◆ **Requirements**
Find every line below that contains the word "SCAEF" and copy it out.
━━━━
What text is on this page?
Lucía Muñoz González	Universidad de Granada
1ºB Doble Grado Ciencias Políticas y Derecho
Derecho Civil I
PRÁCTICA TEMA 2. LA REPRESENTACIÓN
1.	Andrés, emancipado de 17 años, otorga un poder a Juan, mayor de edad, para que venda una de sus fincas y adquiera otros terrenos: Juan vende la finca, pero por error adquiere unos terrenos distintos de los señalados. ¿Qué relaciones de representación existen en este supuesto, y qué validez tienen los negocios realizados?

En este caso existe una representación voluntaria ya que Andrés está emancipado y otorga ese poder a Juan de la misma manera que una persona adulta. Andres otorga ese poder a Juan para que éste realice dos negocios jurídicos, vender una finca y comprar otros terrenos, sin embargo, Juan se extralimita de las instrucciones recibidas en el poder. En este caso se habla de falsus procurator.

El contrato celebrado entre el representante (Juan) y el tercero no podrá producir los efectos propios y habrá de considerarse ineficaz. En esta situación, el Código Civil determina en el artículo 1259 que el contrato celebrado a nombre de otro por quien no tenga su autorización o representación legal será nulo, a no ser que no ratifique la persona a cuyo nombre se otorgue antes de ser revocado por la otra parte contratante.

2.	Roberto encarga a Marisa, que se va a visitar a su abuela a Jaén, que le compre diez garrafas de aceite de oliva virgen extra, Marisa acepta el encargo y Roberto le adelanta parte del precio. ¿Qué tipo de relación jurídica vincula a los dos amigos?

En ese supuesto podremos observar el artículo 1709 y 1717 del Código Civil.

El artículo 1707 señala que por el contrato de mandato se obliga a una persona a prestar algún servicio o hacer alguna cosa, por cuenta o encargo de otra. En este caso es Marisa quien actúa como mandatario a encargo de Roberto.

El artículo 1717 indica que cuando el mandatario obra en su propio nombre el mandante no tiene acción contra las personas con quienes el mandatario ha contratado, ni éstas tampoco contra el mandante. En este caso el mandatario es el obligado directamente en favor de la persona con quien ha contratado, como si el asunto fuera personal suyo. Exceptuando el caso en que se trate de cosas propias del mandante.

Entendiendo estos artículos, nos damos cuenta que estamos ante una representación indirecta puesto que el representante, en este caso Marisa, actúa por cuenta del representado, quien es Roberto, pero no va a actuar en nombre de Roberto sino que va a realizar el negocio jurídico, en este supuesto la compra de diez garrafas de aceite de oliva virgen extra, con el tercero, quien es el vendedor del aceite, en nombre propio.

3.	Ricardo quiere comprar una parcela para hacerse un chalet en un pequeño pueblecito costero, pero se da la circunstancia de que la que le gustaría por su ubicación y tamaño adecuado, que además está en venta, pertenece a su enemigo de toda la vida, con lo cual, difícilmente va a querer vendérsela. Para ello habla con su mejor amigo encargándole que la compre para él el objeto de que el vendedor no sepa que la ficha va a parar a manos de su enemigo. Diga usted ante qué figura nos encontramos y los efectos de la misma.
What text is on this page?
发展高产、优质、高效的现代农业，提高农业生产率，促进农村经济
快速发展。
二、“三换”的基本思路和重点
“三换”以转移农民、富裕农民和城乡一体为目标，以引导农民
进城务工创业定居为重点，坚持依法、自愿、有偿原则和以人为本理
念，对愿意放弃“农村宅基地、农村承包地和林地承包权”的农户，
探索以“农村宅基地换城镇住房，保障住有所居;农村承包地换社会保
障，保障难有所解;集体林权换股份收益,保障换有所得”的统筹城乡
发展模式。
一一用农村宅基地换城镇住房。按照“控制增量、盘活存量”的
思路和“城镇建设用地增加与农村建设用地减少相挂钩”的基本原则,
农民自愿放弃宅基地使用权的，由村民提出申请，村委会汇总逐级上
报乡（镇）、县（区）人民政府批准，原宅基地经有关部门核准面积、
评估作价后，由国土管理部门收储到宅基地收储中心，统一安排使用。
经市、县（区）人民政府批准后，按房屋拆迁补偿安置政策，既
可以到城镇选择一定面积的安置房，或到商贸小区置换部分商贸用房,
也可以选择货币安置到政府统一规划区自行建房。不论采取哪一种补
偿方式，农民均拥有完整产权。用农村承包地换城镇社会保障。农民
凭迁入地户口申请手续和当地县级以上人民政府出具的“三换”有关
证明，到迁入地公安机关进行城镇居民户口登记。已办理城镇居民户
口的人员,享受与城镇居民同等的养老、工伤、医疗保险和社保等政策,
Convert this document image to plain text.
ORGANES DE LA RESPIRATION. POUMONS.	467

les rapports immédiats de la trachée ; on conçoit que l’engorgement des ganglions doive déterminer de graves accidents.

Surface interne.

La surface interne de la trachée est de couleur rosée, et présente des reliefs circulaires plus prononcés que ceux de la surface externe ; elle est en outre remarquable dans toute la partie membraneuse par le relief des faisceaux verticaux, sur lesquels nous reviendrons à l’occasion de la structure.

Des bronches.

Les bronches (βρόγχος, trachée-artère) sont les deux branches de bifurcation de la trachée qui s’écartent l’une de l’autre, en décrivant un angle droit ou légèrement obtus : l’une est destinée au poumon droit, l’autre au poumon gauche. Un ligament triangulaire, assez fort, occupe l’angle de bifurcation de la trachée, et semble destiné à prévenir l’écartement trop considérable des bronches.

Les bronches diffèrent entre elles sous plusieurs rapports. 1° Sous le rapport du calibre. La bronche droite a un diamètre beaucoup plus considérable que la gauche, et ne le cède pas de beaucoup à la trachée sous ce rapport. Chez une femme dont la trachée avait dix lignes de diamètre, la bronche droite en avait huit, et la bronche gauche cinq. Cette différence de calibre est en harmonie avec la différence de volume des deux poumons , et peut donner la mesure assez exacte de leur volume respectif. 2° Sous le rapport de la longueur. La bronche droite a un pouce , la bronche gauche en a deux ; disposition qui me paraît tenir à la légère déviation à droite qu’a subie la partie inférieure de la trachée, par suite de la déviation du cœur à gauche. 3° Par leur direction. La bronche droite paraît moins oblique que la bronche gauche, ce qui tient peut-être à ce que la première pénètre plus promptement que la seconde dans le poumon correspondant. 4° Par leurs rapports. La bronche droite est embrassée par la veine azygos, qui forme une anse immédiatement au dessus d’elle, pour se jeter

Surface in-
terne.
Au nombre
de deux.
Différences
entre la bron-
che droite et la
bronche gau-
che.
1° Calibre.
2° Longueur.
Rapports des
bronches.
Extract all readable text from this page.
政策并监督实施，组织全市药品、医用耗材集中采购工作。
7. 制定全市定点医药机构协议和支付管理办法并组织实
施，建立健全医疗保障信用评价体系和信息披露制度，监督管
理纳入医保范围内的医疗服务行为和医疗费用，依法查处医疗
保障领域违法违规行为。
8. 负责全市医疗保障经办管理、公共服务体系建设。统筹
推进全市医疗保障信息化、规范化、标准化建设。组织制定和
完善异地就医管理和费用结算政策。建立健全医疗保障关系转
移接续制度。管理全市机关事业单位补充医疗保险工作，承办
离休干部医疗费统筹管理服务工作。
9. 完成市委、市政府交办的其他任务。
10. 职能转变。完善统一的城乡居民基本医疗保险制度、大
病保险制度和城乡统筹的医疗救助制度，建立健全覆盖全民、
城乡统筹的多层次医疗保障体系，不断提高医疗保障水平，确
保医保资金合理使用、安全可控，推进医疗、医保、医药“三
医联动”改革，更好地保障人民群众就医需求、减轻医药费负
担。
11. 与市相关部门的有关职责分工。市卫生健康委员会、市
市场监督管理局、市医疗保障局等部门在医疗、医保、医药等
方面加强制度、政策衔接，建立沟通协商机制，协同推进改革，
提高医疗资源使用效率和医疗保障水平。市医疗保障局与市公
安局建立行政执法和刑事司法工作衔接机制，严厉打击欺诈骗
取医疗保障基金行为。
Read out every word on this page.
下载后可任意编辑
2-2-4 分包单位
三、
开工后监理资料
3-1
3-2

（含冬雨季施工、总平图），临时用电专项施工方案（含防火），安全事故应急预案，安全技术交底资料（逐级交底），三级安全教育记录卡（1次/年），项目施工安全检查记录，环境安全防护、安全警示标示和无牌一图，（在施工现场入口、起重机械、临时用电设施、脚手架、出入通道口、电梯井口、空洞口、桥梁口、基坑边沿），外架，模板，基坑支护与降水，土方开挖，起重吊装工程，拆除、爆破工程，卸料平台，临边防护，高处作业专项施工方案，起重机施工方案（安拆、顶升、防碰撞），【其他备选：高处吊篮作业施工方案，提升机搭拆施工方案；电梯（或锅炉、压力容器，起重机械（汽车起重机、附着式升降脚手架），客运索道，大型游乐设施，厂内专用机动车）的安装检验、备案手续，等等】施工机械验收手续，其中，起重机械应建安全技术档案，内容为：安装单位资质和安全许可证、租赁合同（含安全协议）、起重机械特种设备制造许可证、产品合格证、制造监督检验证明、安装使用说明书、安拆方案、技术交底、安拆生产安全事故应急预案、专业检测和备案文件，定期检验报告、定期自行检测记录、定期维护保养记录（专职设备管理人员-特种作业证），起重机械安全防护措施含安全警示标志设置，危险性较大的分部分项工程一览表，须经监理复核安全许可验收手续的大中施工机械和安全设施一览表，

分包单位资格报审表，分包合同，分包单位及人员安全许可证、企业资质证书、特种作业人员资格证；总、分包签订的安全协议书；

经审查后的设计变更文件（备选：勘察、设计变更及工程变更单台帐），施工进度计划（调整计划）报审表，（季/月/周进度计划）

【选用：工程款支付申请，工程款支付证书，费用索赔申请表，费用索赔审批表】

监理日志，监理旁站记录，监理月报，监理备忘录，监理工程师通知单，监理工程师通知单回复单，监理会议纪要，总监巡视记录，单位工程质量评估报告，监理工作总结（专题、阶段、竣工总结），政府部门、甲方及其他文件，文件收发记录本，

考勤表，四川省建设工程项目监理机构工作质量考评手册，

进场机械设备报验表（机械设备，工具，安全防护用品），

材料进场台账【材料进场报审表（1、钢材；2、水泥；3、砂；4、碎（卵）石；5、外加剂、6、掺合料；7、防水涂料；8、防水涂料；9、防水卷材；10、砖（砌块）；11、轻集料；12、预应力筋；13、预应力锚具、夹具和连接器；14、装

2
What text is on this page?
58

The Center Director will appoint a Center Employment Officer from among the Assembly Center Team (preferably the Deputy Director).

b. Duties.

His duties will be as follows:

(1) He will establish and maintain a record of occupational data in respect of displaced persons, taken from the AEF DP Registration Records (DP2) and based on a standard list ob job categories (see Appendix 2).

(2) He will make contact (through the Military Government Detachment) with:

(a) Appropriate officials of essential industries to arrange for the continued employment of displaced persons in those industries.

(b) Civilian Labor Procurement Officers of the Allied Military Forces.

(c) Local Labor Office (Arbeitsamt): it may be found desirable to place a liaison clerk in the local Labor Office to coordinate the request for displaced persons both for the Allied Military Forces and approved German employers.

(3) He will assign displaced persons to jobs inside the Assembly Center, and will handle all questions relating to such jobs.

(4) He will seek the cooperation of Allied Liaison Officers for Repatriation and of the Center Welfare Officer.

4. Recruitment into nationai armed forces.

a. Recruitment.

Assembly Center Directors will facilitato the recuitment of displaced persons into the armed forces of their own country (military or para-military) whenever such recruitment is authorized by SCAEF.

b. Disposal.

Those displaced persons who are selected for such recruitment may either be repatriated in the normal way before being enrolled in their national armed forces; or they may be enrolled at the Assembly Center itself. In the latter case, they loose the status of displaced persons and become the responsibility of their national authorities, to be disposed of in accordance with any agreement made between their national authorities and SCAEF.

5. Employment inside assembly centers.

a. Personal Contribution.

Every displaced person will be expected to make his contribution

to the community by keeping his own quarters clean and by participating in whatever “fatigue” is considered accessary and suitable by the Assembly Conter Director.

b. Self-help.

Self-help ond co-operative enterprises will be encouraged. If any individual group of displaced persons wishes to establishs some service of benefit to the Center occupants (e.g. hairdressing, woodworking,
━━━━
◆ **Written solution**
Assembly Center Directors will facilitato the recuitment of displaced persons into the armed forces of their own country (military or para-military) whenever such recruitment is authorized by SCAEF.
Those displaced persons who are selected for such recruitment may either be repatriated in the normal way before being enrolled in their national armed forces; or they may be enrolled at the Assembly Center itself. In the latter case, they loose the status of displaced persons and become the responsibility of their national authorities, to be disposed of in accordance with any agreement made between their national authorities and SCAEF.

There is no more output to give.